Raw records

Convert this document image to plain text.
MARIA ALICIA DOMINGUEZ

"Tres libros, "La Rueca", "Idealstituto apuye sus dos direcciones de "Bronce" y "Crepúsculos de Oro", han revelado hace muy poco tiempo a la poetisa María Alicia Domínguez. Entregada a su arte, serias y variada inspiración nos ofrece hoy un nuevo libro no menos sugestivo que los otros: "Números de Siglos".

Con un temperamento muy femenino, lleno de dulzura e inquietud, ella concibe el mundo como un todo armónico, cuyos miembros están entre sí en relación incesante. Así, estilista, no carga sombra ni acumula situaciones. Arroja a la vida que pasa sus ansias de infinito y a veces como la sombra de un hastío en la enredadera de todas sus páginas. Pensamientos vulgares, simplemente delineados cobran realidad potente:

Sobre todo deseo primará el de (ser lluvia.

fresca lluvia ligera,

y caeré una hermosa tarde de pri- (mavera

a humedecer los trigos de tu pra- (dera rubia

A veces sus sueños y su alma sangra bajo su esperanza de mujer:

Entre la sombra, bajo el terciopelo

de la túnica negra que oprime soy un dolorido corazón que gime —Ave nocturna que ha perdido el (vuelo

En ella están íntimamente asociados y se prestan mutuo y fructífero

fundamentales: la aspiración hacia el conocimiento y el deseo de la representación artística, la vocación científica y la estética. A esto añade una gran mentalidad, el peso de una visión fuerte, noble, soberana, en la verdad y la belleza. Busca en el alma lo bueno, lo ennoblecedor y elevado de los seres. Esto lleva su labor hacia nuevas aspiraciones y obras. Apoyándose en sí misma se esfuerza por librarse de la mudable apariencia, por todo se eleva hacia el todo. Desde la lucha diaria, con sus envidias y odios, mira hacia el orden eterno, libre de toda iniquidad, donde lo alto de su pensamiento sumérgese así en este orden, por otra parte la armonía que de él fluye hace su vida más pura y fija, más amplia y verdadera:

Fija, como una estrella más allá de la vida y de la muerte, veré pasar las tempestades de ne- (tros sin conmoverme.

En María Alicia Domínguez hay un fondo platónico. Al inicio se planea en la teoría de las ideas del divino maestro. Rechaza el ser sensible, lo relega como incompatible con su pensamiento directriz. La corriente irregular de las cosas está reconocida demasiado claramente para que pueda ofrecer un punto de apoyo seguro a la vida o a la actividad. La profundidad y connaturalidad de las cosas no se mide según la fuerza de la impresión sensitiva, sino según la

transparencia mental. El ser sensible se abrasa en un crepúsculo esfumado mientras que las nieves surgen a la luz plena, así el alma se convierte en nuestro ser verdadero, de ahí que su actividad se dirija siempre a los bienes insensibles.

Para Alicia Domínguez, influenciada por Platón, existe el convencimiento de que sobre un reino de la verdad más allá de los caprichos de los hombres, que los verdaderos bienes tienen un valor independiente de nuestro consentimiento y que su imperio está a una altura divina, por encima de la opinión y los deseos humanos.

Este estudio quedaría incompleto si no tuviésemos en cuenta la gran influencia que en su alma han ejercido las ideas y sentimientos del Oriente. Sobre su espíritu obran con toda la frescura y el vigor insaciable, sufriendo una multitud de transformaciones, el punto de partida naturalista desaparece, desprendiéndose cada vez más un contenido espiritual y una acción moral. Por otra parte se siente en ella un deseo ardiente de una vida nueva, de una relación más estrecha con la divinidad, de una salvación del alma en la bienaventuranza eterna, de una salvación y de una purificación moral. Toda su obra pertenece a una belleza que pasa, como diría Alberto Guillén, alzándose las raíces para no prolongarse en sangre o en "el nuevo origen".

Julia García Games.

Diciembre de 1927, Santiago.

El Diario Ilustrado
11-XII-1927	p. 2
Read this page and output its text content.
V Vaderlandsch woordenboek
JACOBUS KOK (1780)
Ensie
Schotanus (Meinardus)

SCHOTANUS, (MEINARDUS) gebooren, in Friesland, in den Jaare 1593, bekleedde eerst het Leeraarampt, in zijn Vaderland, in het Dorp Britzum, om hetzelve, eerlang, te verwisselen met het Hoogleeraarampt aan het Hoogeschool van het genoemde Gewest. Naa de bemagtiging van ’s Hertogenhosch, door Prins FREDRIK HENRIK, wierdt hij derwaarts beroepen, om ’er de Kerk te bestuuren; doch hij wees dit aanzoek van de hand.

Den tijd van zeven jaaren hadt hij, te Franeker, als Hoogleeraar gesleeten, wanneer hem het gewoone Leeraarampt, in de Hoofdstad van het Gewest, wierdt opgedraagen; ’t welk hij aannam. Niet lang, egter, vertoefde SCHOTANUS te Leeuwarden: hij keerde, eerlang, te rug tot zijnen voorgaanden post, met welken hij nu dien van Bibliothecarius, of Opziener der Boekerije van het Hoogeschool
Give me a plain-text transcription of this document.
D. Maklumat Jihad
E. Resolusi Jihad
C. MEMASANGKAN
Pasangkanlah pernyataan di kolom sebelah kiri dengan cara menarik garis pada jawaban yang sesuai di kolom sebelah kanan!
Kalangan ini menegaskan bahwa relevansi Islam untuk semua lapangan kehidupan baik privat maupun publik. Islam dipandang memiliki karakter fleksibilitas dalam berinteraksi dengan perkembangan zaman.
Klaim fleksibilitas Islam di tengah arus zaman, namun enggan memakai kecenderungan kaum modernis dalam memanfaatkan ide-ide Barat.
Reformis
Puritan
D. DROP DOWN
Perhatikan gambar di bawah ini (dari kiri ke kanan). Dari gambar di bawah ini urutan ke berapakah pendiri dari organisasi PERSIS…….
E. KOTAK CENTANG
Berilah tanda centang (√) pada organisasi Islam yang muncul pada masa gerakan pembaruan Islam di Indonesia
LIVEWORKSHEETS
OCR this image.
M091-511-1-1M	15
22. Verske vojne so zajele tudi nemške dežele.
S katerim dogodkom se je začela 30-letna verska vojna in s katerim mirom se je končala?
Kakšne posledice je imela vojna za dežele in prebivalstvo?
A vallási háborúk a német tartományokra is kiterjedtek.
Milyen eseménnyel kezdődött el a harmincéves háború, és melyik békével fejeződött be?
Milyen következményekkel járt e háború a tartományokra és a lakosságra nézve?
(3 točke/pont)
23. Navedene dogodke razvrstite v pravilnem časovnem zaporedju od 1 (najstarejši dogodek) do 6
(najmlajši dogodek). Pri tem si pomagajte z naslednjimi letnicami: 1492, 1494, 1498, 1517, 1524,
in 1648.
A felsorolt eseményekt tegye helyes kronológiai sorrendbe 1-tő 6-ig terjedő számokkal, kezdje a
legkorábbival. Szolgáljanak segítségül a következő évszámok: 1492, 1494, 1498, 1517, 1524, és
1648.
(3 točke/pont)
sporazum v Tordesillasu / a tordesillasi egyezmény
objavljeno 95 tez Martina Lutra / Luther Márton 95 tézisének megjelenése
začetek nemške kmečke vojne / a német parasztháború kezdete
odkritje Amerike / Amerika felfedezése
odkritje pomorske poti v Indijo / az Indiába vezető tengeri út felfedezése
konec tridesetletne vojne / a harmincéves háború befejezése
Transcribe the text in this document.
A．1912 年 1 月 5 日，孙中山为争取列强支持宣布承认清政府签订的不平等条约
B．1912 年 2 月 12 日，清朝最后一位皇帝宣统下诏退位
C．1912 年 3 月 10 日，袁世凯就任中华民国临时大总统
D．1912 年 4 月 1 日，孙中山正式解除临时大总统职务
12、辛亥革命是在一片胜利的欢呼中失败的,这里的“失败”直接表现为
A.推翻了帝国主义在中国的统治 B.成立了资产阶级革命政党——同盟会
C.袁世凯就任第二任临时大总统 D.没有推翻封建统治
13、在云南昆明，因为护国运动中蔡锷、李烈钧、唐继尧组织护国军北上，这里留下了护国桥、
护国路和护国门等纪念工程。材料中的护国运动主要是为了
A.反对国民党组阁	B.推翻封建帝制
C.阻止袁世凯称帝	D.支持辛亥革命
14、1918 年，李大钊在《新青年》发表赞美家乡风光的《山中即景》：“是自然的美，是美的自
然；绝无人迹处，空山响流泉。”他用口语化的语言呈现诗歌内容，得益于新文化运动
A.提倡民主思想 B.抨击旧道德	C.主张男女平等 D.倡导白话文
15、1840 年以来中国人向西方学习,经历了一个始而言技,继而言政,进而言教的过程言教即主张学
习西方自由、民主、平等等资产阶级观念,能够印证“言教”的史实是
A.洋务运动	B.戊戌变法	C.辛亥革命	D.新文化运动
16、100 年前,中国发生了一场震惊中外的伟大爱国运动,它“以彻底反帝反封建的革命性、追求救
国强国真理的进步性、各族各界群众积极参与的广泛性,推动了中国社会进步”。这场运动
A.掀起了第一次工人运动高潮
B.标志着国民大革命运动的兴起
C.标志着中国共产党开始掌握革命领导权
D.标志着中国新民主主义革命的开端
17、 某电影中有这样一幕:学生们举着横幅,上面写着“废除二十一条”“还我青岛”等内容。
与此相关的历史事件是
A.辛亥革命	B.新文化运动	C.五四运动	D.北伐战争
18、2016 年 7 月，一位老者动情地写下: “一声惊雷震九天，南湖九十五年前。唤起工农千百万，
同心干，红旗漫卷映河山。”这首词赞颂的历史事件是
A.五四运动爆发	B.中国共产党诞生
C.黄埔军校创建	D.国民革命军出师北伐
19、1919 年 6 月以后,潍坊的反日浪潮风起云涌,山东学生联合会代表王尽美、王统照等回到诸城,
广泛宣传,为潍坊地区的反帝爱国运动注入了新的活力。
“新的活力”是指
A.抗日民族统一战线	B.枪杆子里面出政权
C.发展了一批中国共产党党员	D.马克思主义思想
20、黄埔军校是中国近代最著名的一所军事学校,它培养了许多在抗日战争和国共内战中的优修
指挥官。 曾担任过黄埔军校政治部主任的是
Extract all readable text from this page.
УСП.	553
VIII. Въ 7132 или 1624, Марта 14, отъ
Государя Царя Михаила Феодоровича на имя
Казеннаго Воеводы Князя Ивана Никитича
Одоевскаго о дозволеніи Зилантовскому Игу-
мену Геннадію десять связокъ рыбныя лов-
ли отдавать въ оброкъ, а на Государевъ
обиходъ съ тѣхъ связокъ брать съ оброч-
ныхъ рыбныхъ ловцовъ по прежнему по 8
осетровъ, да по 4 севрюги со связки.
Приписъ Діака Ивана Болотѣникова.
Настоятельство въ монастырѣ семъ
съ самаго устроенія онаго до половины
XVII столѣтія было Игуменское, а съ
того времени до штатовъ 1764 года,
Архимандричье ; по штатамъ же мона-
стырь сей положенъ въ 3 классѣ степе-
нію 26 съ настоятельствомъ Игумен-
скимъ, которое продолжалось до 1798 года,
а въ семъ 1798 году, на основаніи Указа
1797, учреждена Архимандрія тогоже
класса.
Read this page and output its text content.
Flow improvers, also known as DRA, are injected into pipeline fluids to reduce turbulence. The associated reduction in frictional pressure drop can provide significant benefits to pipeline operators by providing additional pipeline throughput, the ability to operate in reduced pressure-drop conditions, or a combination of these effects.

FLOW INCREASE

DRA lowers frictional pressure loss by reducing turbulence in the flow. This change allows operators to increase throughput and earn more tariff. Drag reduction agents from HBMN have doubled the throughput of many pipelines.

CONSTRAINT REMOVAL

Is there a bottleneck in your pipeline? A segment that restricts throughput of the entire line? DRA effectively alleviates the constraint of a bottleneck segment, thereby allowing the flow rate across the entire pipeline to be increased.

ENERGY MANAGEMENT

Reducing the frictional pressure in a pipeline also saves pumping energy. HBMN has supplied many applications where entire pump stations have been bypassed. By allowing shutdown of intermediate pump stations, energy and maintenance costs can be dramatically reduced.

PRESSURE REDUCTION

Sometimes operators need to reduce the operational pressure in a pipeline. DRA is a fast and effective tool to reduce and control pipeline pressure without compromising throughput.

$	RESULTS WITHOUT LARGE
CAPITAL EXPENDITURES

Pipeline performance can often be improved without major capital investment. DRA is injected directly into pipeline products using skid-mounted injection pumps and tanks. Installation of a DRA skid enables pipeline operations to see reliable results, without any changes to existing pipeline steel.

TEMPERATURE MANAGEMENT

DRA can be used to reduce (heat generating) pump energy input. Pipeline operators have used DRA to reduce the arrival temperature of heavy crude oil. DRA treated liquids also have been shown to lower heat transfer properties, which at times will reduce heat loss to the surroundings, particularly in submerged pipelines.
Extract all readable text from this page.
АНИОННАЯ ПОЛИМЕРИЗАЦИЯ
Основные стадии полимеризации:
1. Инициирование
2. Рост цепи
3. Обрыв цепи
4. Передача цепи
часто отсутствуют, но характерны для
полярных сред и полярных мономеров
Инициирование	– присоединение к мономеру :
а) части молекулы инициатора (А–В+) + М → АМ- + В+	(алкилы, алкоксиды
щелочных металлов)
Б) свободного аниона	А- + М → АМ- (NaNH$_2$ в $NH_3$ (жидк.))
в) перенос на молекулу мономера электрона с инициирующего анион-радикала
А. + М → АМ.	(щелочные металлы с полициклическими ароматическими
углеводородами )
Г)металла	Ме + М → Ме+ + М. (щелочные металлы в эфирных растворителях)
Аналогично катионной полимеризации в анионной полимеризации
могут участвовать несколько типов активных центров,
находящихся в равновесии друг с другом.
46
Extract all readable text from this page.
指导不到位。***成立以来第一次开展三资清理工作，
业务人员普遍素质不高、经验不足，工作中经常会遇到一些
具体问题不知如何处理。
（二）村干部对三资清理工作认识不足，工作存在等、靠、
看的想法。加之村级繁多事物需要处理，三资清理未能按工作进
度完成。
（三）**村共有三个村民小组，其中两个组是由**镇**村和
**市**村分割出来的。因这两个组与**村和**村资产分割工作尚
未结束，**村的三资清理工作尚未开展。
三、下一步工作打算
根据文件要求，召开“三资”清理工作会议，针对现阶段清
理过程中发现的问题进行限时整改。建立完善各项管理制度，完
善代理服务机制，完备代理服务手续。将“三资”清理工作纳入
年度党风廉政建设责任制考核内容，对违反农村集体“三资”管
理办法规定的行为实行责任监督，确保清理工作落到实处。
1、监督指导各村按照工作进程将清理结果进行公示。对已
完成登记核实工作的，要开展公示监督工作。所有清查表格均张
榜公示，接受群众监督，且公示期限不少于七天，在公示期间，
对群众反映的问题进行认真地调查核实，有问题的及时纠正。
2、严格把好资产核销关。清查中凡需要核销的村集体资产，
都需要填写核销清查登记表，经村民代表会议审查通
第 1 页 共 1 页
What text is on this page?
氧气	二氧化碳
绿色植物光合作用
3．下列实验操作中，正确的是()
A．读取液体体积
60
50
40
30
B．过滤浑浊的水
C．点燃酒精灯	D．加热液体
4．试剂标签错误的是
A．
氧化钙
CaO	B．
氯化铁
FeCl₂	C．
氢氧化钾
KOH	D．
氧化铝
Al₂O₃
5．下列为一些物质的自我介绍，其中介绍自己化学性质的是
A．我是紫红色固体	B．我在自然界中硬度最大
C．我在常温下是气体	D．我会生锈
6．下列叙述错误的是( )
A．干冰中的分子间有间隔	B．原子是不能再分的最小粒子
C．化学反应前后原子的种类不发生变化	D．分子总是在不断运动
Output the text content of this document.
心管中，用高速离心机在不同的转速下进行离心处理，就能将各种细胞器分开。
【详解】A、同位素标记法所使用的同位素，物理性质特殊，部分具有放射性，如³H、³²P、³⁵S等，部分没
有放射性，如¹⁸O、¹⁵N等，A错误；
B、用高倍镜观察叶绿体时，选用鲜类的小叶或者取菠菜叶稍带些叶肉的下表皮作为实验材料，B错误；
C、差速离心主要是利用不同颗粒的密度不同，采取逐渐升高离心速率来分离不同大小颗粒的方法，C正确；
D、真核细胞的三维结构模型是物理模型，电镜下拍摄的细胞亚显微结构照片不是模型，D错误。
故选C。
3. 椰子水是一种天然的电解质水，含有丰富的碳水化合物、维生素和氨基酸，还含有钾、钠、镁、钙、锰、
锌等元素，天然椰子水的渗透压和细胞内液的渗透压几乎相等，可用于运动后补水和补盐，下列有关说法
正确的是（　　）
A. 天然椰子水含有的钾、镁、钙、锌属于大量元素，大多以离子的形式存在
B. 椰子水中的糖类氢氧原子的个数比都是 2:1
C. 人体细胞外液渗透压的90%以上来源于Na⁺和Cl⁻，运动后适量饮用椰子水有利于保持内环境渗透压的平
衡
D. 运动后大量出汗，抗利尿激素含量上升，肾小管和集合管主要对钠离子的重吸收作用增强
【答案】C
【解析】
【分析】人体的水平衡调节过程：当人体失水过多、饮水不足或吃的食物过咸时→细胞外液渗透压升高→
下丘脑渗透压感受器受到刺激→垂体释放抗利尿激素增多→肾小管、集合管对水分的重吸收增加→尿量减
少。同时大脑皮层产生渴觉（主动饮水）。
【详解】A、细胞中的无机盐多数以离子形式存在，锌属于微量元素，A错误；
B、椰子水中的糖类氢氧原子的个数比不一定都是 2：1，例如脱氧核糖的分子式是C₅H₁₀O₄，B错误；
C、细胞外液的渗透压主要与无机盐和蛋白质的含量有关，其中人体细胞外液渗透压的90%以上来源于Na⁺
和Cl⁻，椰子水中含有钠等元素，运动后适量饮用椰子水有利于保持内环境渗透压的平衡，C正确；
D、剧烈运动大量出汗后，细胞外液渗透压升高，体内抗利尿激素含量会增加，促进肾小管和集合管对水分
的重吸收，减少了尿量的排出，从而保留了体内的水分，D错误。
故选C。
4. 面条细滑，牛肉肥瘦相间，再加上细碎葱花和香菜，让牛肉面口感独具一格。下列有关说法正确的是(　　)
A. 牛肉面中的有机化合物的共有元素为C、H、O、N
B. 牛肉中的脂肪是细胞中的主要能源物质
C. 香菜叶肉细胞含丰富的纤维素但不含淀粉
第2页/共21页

### Stated task
Filter the records above and return every line that holds the word "harmincéves".

### Written response
Milyen eseménnyel kezdődött el a harmincéves háború, és melyik békével fejeződött be?
konec tridesetletne vojne / a harmincéves háború befejezése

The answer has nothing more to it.